Source data.
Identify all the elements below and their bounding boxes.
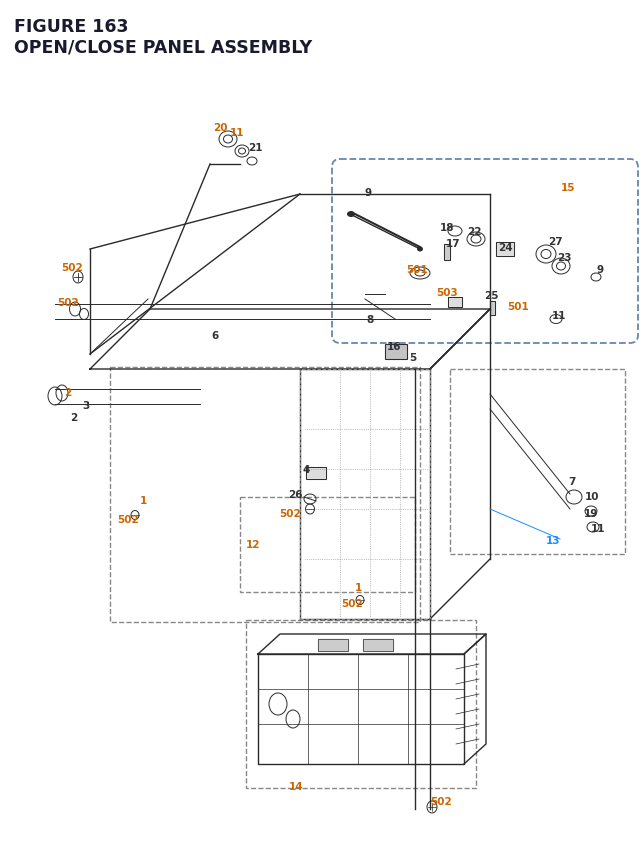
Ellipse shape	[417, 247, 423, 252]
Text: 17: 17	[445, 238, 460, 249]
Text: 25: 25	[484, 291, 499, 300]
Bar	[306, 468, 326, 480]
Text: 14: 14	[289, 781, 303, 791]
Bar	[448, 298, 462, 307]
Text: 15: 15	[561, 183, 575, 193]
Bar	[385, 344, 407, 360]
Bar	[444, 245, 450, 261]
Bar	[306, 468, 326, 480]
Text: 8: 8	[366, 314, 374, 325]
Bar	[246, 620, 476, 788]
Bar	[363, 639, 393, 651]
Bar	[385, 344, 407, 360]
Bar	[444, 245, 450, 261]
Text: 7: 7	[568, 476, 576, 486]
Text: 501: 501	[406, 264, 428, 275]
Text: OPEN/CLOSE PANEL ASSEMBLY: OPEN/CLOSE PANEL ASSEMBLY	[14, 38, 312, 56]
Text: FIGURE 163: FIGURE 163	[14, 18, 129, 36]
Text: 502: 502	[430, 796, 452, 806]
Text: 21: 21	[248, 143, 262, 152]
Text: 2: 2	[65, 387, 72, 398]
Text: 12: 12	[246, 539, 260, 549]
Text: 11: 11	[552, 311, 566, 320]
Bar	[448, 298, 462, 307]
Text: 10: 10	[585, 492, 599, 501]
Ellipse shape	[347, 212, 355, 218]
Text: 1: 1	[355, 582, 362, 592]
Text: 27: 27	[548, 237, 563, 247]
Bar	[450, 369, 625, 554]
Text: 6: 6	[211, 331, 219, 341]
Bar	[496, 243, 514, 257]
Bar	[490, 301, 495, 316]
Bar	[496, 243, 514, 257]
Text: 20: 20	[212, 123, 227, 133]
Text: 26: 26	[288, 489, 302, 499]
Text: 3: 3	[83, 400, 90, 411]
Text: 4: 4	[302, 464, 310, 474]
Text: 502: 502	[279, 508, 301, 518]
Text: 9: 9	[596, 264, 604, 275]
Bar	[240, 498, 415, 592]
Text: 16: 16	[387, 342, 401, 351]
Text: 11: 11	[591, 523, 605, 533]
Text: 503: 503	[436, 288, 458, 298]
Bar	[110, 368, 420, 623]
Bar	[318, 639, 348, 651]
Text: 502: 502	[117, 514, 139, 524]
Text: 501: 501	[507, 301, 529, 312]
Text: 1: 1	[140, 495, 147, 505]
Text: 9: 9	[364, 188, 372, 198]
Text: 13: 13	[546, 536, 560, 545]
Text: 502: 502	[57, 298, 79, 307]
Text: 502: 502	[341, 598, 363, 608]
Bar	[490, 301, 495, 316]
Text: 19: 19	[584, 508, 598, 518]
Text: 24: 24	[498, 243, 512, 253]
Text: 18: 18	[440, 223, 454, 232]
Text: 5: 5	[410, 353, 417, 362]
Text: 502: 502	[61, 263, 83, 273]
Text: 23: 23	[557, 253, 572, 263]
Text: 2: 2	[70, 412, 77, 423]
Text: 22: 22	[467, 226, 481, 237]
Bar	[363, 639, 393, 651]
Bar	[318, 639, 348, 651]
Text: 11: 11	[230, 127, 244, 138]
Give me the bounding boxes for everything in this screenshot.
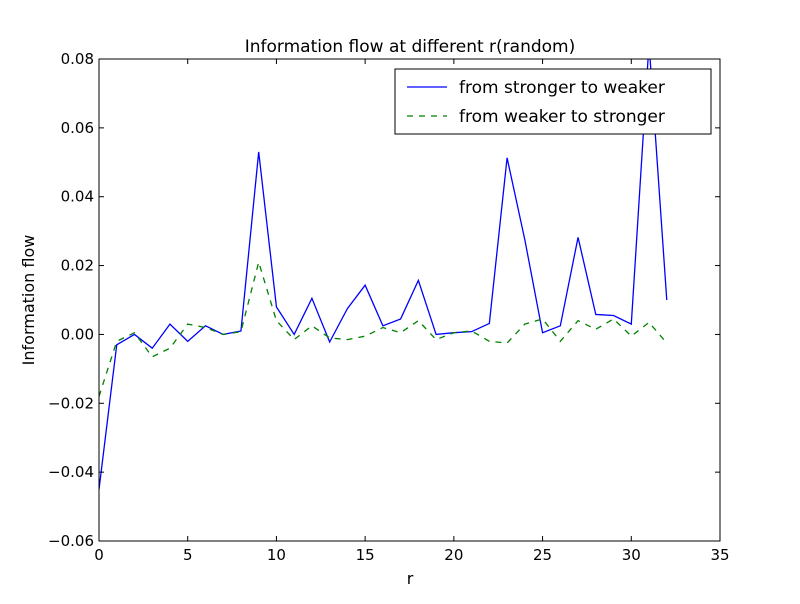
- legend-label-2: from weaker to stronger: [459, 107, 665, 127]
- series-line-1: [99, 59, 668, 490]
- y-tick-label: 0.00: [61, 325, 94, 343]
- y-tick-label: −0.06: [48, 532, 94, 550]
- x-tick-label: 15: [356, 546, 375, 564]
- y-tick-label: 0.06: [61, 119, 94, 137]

Set exercise. Reproduce the data above verbatim, beginning at the line that contains "- legend-label-2: from" and continuing through the final line of the data, with both of those lines included.

Completed exercise.
- legend-label-2: from weaker to stronger: [459, 107, 665, 127]
- series-line-1: [99, 59, 668, 490]
- y-tick-label: 0.00: [61, 325, 94, 343]
- y-tick-label: −0.06: [48, 532, 94, 550]
- x-tick-label: 15: [356, 546, 375, 564]
- y-tick-label: 0.06: [61, 119, 94, 137]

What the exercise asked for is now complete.